* [Text segment]:
_ _ _ _ _
I'd like to host Brian Chesky. I would pick him up from the airport with my small, grey, dented hatchback, disguised as a Ferrari. The next morning I think we’d take a streetcar because the streetcars go slowly, like the great old records on the turntable. I’d show him a Milan most people will never see.
I’m sure he would like to extend his stay here, but, meek and immovable like an AIRBNB’s case manager, I’ll say: "I'm sorry, Brian, I’m booked into the next week. A new guest will soon come in, a certain Mark Zuckerberg”.
I would like him to come here for a reason. Sometimes the rules of friendship impose to say inconvenient truths.
"It’s OK if I call you Brian? Although we don't know each other, I managed some of my father's houses, working for you for seven or eight years, I can’t remember, and all my most cherished memories are still on your server, even if my father's profile is no longer active.
I followed your orders, I followed your rituals, I responded at once to individual requests, I opened doors, washed sheets for your $ 30 billion company and you didn’t even drop me a line once, I say once.
Just to say hello, I am one of the richest men in the world partly because of you, Emily. You helped make that happen, so thank you, say hello to your father and keep it up, please.
But you never did. For all these years I've worked for you like a dog, not a word to say hello, not a line to thank me for the close cooperation, not even a glance. Nothing.
_ _ _ _ _
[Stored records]
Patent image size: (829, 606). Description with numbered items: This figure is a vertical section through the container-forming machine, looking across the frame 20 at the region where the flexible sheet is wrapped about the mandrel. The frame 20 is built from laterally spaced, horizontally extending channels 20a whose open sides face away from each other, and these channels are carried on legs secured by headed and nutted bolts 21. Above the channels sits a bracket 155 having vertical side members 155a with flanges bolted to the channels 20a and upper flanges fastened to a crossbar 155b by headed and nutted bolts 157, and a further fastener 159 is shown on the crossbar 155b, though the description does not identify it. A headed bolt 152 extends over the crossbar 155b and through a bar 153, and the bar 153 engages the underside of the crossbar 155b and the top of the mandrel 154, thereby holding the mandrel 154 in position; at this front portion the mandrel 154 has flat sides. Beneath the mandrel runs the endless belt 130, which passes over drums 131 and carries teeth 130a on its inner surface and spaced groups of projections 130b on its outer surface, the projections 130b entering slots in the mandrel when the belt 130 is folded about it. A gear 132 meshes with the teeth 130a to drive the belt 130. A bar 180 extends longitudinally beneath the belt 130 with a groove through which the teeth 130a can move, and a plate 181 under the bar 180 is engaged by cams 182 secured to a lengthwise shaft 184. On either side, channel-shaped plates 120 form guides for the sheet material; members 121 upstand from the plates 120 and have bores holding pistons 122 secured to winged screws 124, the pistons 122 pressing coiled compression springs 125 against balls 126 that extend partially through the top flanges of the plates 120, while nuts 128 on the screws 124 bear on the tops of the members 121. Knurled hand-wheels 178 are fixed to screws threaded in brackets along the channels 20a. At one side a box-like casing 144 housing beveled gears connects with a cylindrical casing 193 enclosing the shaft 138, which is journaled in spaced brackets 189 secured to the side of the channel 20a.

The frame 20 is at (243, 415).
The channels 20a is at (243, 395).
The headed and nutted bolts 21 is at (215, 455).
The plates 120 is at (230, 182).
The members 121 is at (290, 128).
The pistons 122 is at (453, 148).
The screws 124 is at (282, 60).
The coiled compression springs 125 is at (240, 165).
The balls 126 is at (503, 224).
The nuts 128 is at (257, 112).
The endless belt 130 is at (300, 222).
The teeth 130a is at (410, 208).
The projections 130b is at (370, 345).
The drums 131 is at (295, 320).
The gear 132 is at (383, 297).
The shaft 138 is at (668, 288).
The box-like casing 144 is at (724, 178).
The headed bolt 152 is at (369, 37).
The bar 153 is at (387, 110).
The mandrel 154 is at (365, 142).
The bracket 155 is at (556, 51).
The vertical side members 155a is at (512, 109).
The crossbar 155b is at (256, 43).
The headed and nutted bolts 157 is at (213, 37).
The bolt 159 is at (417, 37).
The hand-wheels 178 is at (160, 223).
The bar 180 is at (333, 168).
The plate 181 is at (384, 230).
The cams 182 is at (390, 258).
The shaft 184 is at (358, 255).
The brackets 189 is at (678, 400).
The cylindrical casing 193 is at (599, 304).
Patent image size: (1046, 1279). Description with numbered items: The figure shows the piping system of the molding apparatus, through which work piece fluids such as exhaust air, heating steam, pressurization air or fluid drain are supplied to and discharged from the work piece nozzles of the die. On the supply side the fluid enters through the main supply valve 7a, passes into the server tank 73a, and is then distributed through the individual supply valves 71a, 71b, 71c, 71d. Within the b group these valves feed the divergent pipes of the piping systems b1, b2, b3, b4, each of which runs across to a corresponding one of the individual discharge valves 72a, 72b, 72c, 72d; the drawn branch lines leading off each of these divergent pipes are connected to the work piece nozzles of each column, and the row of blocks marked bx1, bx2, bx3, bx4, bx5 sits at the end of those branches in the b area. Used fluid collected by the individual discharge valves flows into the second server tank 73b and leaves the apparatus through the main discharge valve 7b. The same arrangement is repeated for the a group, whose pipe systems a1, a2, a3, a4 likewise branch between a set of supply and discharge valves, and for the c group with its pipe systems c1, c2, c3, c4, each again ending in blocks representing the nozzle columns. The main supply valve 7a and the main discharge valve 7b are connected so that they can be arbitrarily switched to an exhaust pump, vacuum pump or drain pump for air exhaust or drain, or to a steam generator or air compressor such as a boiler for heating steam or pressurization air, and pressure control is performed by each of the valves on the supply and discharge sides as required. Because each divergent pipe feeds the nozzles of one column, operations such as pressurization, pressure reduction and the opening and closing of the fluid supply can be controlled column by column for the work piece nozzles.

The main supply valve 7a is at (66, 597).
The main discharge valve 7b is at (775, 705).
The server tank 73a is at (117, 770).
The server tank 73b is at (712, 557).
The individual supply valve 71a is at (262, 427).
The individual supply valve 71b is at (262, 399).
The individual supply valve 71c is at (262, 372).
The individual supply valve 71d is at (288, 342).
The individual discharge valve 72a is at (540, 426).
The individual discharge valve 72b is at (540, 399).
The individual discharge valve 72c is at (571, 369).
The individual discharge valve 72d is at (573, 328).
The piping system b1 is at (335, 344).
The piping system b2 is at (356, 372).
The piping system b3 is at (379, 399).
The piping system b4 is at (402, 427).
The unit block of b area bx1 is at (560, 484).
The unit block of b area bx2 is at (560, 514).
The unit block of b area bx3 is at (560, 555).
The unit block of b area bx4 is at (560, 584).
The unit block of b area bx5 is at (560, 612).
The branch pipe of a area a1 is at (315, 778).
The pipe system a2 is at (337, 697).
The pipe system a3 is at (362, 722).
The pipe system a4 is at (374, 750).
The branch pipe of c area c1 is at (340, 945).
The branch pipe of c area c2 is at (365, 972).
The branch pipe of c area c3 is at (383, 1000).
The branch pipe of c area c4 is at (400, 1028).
_ _ _ _ _
* [Tasks to complete]:
(a) For the essay about hosting Brian Chesky, decide whether each statement agrees with it: (i) the narrator would collect him from the airport in a Ferrari; (ii) the next morning they would ride a streetcar; (iii) the narrator managed some of the father's houses for seven or eight years. Answer yes or no for each, quoting the words that settle it.
(b) Return the passage of the essay about hosting Brian Chesky starting at "I’m sure he" and ending at "no longer active.".

* [Answers to the exercises]:
(a)
(i) No: "with my small, grey, dented hatchback, disguised as a Ferrari"
(ii) Yes: "The next morning I think we’d take a streetcar"
(iii) Yes: "I managed some of my father's houses, working for you for seven or eight years"

(b)
I’m sure he would like to extend his stay here, but, meek and immovable like an AIRBNB’s case manager, I’ll say: "I'm sorry, Brian, I’m booked into the next week. A new guest will soon come in, a certain Mark Zuckerberg”.
I would like him to come here for a reason. Sometimes the rules of friendship impose to say inconvenient truths.
"It’s OK if I call you Brian? Although we don't know each other, I managed some of my father's houses, working for you for seven or eight years, I can’t remember, and all my most cherished memories are still on your server, even if my father's profile is no longer active.